### DIRECTIVE
Show every line of the records that contains the string "subscript", matching case exactly.

### Box coordinate listings

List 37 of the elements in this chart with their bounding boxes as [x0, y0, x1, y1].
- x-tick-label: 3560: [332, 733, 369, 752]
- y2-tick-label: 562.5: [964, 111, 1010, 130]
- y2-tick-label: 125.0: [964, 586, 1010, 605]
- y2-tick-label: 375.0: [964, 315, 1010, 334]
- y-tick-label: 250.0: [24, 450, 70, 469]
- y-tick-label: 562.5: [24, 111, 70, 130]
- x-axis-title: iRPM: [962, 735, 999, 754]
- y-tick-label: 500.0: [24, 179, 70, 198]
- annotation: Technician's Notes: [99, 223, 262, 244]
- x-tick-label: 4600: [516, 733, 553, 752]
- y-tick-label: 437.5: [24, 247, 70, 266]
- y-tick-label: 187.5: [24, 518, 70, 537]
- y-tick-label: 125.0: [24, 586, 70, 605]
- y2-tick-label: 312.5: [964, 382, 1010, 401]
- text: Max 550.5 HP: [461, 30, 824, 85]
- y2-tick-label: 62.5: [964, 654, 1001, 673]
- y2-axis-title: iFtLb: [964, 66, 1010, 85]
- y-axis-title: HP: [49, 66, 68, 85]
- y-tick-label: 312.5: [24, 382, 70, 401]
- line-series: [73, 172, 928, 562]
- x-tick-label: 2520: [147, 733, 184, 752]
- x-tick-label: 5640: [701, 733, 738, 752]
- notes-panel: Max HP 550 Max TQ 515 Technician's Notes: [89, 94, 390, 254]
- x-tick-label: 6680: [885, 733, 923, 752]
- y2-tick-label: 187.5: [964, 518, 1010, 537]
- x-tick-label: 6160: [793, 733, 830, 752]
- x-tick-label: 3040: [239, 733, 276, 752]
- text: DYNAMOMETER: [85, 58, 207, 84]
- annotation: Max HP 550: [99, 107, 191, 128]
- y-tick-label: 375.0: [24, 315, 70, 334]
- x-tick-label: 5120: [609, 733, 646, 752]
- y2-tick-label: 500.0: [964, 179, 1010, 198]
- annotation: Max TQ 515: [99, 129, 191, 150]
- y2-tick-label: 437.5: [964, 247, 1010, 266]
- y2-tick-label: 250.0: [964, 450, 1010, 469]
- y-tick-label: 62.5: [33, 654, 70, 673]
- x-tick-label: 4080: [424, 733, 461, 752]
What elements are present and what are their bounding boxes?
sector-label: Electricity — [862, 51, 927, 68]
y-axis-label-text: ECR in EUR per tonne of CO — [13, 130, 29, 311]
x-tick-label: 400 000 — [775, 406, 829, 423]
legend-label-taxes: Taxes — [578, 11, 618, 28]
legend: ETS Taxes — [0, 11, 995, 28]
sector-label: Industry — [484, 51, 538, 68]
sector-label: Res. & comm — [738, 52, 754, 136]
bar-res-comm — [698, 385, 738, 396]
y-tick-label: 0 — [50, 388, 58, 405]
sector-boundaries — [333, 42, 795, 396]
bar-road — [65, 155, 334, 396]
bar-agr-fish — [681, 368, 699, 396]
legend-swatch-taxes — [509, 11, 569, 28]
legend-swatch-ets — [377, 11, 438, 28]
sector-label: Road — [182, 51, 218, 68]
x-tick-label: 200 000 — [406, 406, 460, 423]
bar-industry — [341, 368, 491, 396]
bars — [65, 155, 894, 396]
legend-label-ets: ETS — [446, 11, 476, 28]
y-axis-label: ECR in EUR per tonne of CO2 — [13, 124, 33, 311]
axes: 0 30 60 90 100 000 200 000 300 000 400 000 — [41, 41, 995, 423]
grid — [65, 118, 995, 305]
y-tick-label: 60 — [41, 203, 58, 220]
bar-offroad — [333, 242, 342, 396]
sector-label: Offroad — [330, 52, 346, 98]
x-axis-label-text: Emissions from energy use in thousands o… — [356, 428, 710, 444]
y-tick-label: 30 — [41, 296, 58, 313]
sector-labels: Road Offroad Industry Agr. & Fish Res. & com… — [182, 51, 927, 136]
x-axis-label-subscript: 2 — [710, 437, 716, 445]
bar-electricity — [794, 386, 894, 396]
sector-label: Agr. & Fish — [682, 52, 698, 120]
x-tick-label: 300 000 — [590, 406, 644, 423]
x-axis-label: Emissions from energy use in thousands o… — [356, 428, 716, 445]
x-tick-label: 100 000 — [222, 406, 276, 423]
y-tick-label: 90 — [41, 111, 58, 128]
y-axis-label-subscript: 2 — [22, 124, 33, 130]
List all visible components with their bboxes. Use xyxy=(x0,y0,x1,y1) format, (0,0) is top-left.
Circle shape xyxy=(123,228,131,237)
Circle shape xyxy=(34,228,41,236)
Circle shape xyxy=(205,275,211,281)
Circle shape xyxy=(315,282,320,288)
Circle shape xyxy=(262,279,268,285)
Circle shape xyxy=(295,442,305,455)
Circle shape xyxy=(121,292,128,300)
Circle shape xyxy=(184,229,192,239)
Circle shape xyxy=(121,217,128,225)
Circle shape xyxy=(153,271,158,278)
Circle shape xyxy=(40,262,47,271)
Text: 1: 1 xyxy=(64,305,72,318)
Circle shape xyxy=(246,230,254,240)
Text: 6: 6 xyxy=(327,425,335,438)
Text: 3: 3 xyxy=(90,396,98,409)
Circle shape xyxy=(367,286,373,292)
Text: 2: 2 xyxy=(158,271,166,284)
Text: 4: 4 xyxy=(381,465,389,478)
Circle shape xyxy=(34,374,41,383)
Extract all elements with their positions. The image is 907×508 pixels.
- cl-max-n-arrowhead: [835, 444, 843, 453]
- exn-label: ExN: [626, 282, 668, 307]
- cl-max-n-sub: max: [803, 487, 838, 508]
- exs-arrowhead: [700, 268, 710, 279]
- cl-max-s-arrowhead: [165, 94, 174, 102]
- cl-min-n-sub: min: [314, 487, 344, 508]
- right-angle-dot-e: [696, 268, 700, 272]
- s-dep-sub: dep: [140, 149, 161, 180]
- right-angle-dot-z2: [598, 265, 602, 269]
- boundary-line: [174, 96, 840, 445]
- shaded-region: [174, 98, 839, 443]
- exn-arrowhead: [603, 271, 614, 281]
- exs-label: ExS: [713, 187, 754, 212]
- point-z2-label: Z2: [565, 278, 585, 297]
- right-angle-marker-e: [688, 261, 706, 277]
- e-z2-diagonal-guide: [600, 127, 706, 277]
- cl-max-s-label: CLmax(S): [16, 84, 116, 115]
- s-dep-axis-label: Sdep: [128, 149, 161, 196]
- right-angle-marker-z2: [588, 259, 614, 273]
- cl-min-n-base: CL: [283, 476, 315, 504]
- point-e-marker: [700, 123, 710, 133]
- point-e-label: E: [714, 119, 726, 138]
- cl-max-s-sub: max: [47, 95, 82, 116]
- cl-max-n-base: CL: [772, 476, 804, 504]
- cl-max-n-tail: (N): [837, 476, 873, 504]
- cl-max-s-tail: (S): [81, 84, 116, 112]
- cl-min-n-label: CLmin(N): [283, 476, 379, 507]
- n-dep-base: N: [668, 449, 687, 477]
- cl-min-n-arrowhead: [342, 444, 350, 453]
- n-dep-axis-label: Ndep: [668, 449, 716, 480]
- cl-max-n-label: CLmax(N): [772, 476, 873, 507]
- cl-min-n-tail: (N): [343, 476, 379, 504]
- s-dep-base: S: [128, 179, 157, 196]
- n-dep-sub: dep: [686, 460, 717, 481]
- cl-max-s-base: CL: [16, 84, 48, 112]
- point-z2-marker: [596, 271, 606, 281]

### EXERCISE SOLUTION
x-axis-label-subscript: 2 — [710, 437, 716, 445]
y-axis-label-subscript: 2 — [22, 124, 33, 130]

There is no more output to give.